## Problem description
The data below should be printed in full, exactly, and without any of its images.

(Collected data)
--*--
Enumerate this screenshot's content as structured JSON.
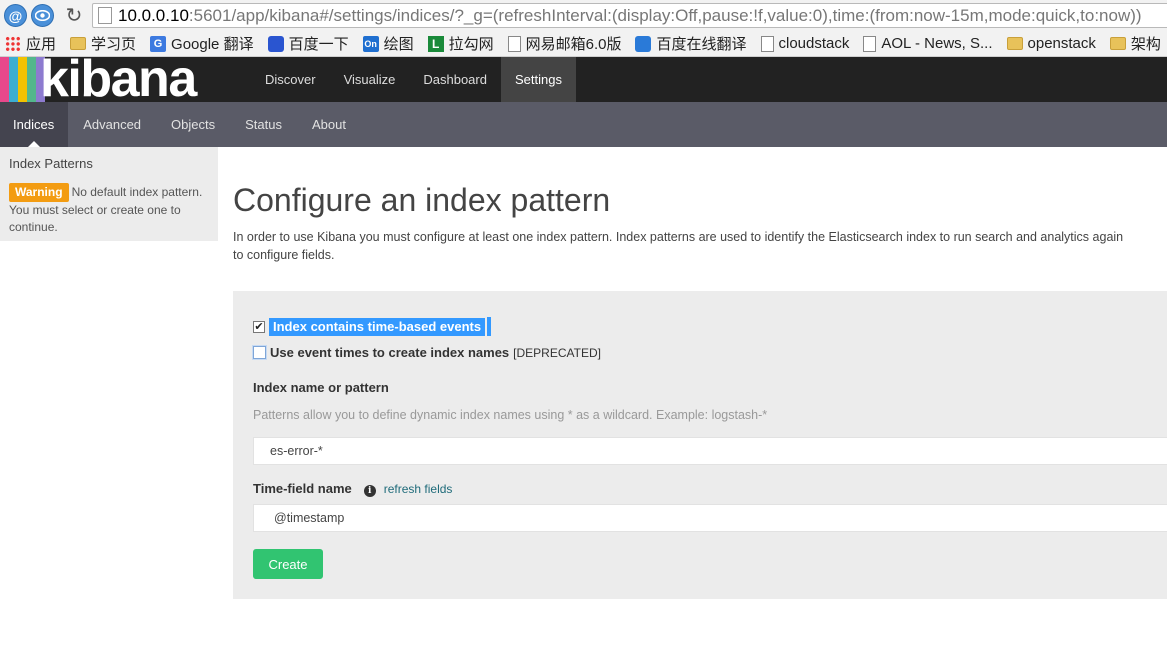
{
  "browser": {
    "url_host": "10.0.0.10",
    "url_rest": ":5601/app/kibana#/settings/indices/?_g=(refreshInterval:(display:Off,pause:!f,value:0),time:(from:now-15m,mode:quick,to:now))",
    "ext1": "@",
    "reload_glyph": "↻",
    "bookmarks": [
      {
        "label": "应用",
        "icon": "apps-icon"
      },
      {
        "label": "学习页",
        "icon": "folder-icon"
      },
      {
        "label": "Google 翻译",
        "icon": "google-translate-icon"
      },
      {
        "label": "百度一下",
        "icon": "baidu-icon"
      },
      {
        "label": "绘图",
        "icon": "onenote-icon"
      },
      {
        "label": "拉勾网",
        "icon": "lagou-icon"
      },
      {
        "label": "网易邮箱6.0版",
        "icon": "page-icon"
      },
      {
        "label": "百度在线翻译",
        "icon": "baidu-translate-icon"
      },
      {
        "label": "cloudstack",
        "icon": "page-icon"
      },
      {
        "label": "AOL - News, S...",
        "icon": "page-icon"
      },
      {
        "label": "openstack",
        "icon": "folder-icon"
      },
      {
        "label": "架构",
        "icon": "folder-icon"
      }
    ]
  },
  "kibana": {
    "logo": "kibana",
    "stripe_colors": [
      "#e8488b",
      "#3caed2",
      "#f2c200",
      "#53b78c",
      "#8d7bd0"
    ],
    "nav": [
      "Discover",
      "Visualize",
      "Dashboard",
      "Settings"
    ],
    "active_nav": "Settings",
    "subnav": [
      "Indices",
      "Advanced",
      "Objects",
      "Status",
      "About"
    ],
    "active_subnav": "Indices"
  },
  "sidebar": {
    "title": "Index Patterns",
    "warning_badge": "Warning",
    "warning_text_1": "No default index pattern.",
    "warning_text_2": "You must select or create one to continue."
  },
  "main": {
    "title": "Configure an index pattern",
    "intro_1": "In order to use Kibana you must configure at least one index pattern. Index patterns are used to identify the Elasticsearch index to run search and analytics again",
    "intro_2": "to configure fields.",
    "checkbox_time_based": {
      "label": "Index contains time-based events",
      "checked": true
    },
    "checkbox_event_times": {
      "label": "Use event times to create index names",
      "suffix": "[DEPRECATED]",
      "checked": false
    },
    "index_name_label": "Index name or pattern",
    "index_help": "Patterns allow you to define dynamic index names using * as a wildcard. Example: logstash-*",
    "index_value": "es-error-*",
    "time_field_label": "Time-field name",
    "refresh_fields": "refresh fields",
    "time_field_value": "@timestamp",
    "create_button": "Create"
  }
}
--*--
## Output of the exercise
Enumerate this screenshot's content as structured JSON.
{
  "browser": {
    "url_host": "10.0.0.10",
    "url_rest": ":5601/app/kibana#/settings/indices/?_g=(refreshInterval:(display:Off,pause:!f,value:0),time:(from:now-15m,mode:quick,to:now))",
    "ext1": "@",
    "reload_glyph": "↻",
    "bookmarks": [
      {
        "label": "应用",
        "icon": "apps-icon"
      },
      {
        "label": "学习页",
        "icon": "folder-icon"
      },
      {
        "label": "Google 翻译",
        "icon": "google-translate-icon"
      },
      {
        "label": "百度一下",
        "icon": "baidu-icon"
      },
      {
        "label": "绘图",
        "icon": "onenote-icon"
      },
      {
        "label": "拉勾网",
        "icon": "lagou-icon"
      },
      {
        "label": "网易邮箱6.0版",
        "icon": "page-icon"
      },
      {
        "label": "百度在线翻译",
        "icon": "baidu-translate-icon"
      },
      {
        "label": "cloudstack",
        "icon": "page-icon"
      },
      {
        "label": "AOL - News, S...",
        "icon": "page-icon"
      },
      {
        "label": "openstack",
        "icon": "folder-icon"
      },
      {
        "label": "架构",
        "icon": "folder-icon"
      }
    ]
  },
  "kibana": {
    "logo": "kibana",
    "stripe_colors": [
      "#e8488b",
      "#3caed2",
      "#f2c200",
      "#53b78c",
      "#8d7bd0"
    ],
    "nav": [
      "Discover",
      "Visualize",
      "Dashboard",
      "Settings"
    ],
    "active_nav": "Settings",
    "subnav": [
      "Indices",
      "Advanced",
      "Objects",
      "Status",
      "About"
    ],
    "active_subnav": "Indices"
  },
  "sidebar": {
    "title": "Index Patterns",
    "warning_badge": "Warning",
    "warning_text_1": "No default index pattern.",
    "warning_text_2": "You must select or create one to continue."
  },
  "main": {
    "title": "Configure an index pattern",
    "intro_1": "In order to use Kibana you must configure at least one index pattern. Index patterns are used to identify the Elasticsearch index to run search and analytics again",
    "intro_2": "to configure fields.",
    "checkbox_time_based": {
      "label": "Index contains time-based events",
      "checked": true
    },
    "checkbox_event_times": {
      "label": "Use event times to create index names",
      "suffix": "[DEPRECATED]",
      "checked": false
    },
    "index_name_label": "Index name or pattern",
    "index_help": "Patterns allow you to define dynamic index names using * as a wildcard. Example: logstash-*",
    "index_value": "es-error-*",
    "time_field_label": "Time-field name",
    "refresh_fields": "refresh fields",
    "time_field_value": "@timestamp",
    "create_button": "Create"
  }
}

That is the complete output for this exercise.